EXERCISE DETAILS :: Reproduce every line in the listing that contains the word "length".

Some records:

----------------

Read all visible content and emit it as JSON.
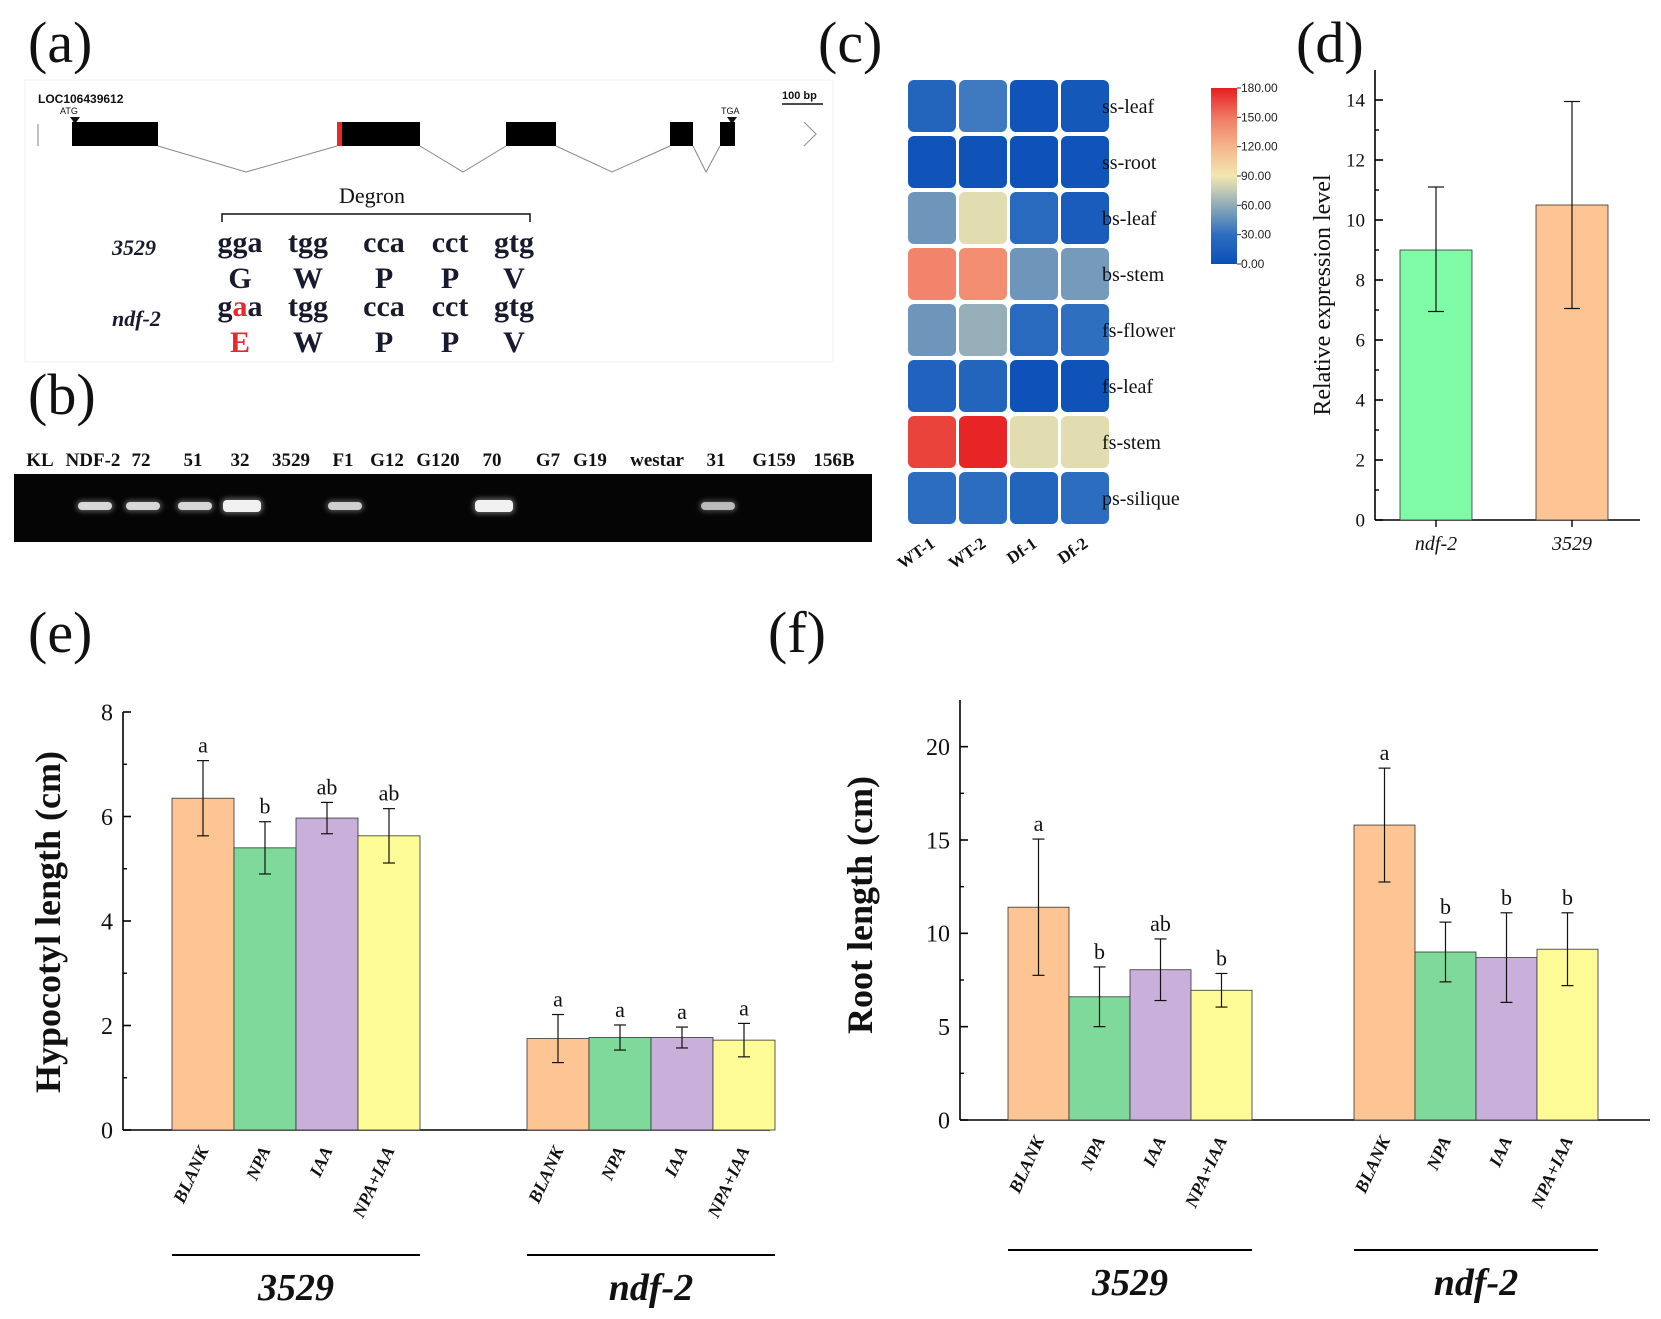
{
  "colors": {
    "bar_peach": "#fdc593",
    "bar_green": "#7fd99b",
    "bar_purple": "#c8b0db",
    "bar_yellow": "#fdfb95",
    "bar_mint": "#7ffba7",
    "exon": "#000000",
    "mutation": "#e8282b",
    "gel_bg": "#050505",
    "gel_band": "#f0f0f0",
    "text": "#111111"
  },
  "panel_labels": {
    "a": "(a)",
    "b": "(b)",
    "c": "(c)",
    "d": "(d)",
    "e": "(e)",
    "f": "(f)"
  },
  "panel_a": {
    "gene_id": "LOC106439612",
    "atg": "ATG",
    "tga": "TGA",
    "scale": "100 bp",
    "degron": "Degron",
    "wt_name": "3529",
    "mut_name": "ndf-2",
    "wt_codons": [
      "gga",
      "tgg",
      "cca",
      "cct",
      "gtg"
    ],
    "wt_aa": [
      "G",
      "W",
      "P",
      "P",
      "V"
    ],
    "mut_codon_first": [
      "g",
      "a",
      "a"
    ],
    "mut_codons_rest": [
      "tgg",
      "cca",
      "cct",
      "gtg"
    ],
    "mut_aa": [
      "E",
      "W",
      "P",
      "P",
      "V"
    ]
  },
  "panel_b": {
    "lanes": [
      "KL",
      "NDF-2",
      "72",
      "51",
      "32",
      "3529",
      "F1",
      "G12",
      "G120",
      "70",
      "G7",
      "G19",
      "westar",
      "31",
      "G159",
      "156B"
    ],
    "band_intensity": [
      0,
      0.85,
      0.85,
      0.85,
      1.0,
      0,
      0.8,
      0,
      0,
      1.0,
      0,
      0,
      0,
      0.7,
      0,
      0
    ]
  },
  "chart_data": [
    {
      "panel": "c",
      "type": "heatmap",
      "rows": [
        "ss-leaf",
        "ss-root",
        "bs-leaf",
        "bs-stem",
        "fs-flower",
        "fs-leaf",
        "fs-stem",
        "ps-silique"
      ],
      "columns": [
        "WT-1",
        "WT-2",
        "Df-1",
        "Df-2"
      ],
      "values": [
        [
          20,
          35,
          5,
          8
        ],
        [
          5,
          4,
          3,
          5
        ],
        [
          50,
          85,
          25,
          12
        ],
        [
          145,
          140,
          50,
          52
        ],
        [
          50,
          62,
          25,
          30
        ],
        [
          18,
          20,
          3,
          4
        ],
        [
          168,
          178,
          85,
          85
        ],
        [
          28,
          28,
          20,
          28
        ]
      ],
      "color_scale": {
        "min": 0,
        "max": 180,
        "ticks": [
          "180.00",
          "150.00",
          "120.00",
          "90.00",
          "60.00",
          "30.00",
          "0.00"
        ]
      }
    },
    {
      "panel": "d",
      "type": "bar",
      "categories": [
        "ndf-2",
        "3529"
      ],
      "values": [
        9.0,
        10.5
      ],
      "errors": [
        [
          6.95,
          11.1
        ],
        [
          7.05,
          13.95
        ]
      ],
      "ylabel": "Relative expression level",
      "ylim": [
        0,
        15
      ],
      "yticks": [
        "0",
        "2",
        "4",
        "6",
        "8",
        "10",
        "12",
        "14"
      ],
      "yticks_values": [
        0,
        2,
        4,
        6,
        8,
        10,
        12,
        14
      ]
    },
    {
      "panel": "e",
      "type": "bar",
      "groups": [
        "3529",
        "ndf-2"
      ],
      "categories": [
        "BLANK",
        "NPA",
        "IAA",
        "NPA+IAA"
      ],
      "series": [
        {
          "group": "3529",
          "values": [
            6.35,
            5.4,
            5.97,
            5.63
          ],
          "errors": [
            0.72,
            0.5,
            0.3,
            0.52
          ],
          "letters": [
            "a",
            "b",
            "ab",
            "ab"
          ]
        },
        {
          "group": "ndf-2",
          "values": [
            1.75,
            1.77,
            1.77,
            1.72
          ],
          "errors": [
            0.46,
            0.24,
            0.2,
            0.32
          ],
          "letters": [
            "a",
            "a",
            "a",
            "a"
          ]
        }
      ],
      "ylabel": "Hypocotyl length (cm)",
      "ylim": [
        0,
        8
      ],
      "yticks": [
        "0",
        "2",
        "4",
        "6",
        "8"
      ],
      "yticks_values": [
        0,
        2,
        4,
        6,
        8
      ]
    },
    {
      "panel": "f",
      "type": "bar",
      "groups": [
        "3529",
        "ndf-2"
      ],
      "categories": [
        "BLANK",
        "NPA",
        "IAA",
        "NPA+IAA"
      ],
      "series": [
        {
          "group": "3529",
          "values": [
            11.4,
            6.6,
            8.05,
            6.95
          ],
          "errors": [
            3.65,
            1.6,
            1.65,
            0.9
          ],
          "letters": [
            "a",
            "b",
            "ab",
            "b"
          ]
        },
        {
          "group": "ndf-2",
          "values": [
            15.8,
            9.0,
            8.7,
            9.15
          ],
          "errors": [
            3.05,
            1.6,
            2.4,
            1.95
          ],
          "letters": [
            "a",
            "b",
            "b",
            "b"
          ]
        }
      ],
      "ylabel": "Root length (cm)",
      "ylim": [
        0,
        22.5
      ],
      "yticks": [
        "0",
        "5",
        "10",
        "15",
        "20"
      ],
      "yticks_values": [
        0,
        5,
        10,
        15,
        20
      ]
    }
  ]
}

----------------

TASK RESULT ::
      "ylabel": "Hypocotyl length (cm)",
      "ylabel": "Root length (cm)",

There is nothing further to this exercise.